• **ELENCO DEI COMPITI**
A) Traduci in inglese questa frase dell'articolo sul Muse: "Di chiunque sia la colpa, a rimetterci sono i lavoratori."
B) Secondo l'articolo sul Muse, chi ha organizzato l'assemblea presidio di giovedì sera alle Albere?

--- ESTRATTO DEL DOCUMENTO ---

Cultura / Polemica

Il Muse, museo pubblico con personale esternalizzato, e Zecchi scarica su Lanzinger (come al solito)

Lavoratori precari, assunti part-time per lavorare giornate intere, in 120 si sono dimessi. Ma al presidente interessano solo «scienza e bellezza» e i sindacati parlano di «gioco allo scaricabarile»

TRENTO. Acque agitate al Muse, il bellissimo museo delle scienze alle Albere. Una eccellenza trentina, un gioiello scintillante, ma con i piedi di balsa: gran parte delle attività viene infatti gestita da personale esterno. Che secondo i sindacati ha una condizione lavorativa scarsa, tanto è vero che 120 addetti hanno dato le dimissioni in questi anni. E a sorpresa, il presidente Zecchi “scarica” le responsabilità, dicendo che non è affare suo. E tirando in ballo (non è una novità) il direttore Lanzinger. Ma senza neanche nominarlo.

Tutto inizia con la dura protesta della scorsa settimana. Un rimpallo di responsabilità continuo: da un lato il Muse, che, a parer suo, comunica le attività con largo anticipo; dall’altro le cooperative che gestiscono il personale e che sottolineano che l’organizzazione del museo non permette una organizzazione accurata. Di chiunque sia la colpa, a rimetterci sono i lavoratori.

Giovedì sera i professionisti del Muse si sono incontrati in occasione dell’assemblea presidio, alle Albere, organizzata da Fp Cgil ed è emerso che la situazione non è più sostenibile: quello che secondo il museo doveva essere un’eccezione, per i lavoratori è la quotidianità.

Il problema non riguarda tanto i turni serali, notturni o festivi, bensì la loro organizzazione: «È capitato che io finissi un turno serale anche all’1 di notte e che mi assegnassero un turno il mattino dopo - racconta Filippo, che fa la guida al Muse dal suo primo giorno di apertura - le ore di sonno diventavano quindi cinque o sei, per legge, la pausa tra i turni dovrebbe essere di 11 ore».

--- RIGHE DI DATI ---

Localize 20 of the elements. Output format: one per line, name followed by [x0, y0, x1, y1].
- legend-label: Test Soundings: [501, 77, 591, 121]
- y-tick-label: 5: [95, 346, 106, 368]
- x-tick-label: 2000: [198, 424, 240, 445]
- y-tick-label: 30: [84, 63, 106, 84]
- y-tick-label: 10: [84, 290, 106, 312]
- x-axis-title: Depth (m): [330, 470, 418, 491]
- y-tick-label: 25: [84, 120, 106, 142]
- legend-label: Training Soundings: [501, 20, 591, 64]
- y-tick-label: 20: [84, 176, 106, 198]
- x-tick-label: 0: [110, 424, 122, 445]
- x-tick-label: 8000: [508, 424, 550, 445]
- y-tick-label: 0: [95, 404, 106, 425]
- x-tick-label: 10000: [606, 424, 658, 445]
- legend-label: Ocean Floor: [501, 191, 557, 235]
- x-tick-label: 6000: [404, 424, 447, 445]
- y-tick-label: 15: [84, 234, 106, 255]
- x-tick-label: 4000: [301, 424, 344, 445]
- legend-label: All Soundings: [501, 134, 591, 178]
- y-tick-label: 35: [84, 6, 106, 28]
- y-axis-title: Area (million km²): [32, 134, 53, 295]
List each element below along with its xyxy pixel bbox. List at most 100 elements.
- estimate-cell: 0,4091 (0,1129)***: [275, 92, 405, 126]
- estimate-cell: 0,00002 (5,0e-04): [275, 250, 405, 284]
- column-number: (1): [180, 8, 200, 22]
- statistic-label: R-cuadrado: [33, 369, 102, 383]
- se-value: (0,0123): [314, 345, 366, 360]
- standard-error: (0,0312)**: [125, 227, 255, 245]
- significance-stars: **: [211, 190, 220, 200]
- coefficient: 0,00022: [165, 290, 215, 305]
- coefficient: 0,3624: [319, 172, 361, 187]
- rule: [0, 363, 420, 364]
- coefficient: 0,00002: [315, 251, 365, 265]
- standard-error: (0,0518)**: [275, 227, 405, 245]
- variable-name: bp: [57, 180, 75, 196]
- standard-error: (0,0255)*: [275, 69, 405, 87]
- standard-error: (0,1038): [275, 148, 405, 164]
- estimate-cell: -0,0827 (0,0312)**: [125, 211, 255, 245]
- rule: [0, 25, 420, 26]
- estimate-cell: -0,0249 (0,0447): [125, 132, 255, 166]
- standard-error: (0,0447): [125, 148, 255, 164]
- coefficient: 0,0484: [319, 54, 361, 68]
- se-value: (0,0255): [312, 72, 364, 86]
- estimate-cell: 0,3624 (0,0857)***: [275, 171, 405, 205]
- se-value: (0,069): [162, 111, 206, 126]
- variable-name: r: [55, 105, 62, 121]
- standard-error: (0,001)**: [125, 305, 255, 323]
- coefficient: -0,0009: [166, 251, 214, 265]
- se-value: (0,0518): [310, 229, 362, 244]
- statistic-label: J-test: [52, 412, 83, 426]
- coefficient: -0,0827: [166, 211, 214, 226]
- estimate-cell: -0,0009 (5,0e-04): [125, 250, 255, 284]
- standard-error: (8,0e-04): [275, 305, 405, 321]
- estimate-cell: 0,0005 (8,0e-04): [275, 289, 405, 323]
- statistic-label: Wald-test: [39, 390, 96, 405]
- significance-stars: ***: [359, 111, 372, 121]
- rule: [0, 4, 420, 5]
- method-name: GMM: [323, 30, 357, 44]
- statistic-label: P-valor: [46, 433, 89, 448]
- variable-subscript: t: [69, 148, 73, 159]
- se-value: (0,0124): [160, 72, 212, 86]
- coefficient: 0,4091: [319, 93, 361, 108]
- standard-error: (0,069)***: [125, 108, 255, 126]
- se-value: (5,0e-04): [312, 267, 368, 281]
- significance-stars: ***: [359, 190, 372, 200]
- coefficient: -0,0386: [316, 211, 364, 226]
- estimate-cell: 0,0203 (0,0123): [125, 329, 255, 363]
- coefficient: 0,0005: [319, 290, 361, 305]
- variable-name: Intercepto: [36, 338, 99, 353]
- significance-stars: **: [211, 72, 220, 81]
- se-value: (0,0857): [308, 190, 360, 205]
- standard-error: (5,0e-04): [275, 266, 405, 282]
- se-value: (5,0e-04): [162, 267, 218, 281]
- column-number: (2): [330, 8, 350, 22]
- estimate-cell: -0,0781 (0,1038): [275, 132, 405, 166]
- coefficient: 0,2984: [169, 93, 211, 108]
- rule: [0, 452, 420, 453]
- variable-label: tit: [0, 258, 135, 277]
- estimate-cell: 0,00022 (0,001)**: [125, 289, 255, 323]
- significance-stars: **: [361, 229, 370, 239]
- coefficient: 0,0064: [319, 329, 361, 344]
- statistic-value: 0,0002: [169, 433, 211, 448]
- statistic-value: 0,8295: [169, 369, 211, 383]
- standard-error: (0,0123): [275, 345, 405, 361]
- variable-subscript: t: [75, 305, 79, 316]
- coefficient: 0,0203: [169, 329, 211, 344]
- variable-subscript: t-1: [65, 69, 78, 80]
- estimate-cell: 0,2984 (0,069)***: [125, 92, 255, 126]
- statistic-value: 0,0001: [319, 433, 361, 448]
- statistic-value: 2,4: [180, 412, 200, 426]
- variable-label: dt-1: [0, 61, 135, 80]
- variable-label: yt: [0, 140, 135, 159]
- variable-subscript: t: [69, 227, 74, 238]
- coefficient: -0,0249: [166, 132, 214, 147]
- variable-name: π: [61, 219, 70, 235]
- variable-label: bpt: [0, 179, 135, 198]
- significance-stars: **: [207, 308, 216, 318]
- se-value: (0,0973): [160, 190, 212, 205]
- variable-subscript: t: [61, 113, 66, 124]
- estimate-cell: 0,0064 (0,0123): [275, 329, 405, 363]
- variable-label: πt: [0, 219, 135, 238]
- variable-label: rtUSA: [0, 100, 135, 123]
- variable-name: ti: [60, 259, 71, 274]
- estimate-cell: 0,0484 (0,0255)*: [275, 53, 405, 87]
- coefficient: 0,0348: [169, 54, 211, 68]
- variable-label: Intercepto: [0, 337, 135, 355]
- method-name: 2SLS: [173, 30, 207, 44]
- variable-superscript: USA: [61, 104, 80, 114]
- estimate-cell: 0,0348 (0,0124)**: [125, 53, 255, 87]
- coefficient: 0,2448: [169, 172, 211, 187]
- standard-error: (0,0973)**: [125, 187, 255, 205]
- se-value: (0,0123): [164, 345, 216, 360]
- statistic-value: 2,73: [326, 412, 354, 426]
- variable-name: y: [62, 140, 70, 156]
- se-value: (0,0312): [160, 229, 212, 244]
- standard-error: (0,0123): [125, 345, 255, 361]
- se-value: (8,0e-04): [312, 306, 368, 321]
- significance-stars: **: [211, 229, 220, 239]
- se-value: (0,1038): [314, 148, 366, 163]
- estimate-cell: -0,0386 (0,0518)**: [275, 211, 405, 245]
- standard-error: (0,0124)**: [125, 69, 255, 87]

---

• **RISPOSTE IN ORDINE**
A) Whoever is to blame, it is the workers who pay the price.

B) Fp Cgil.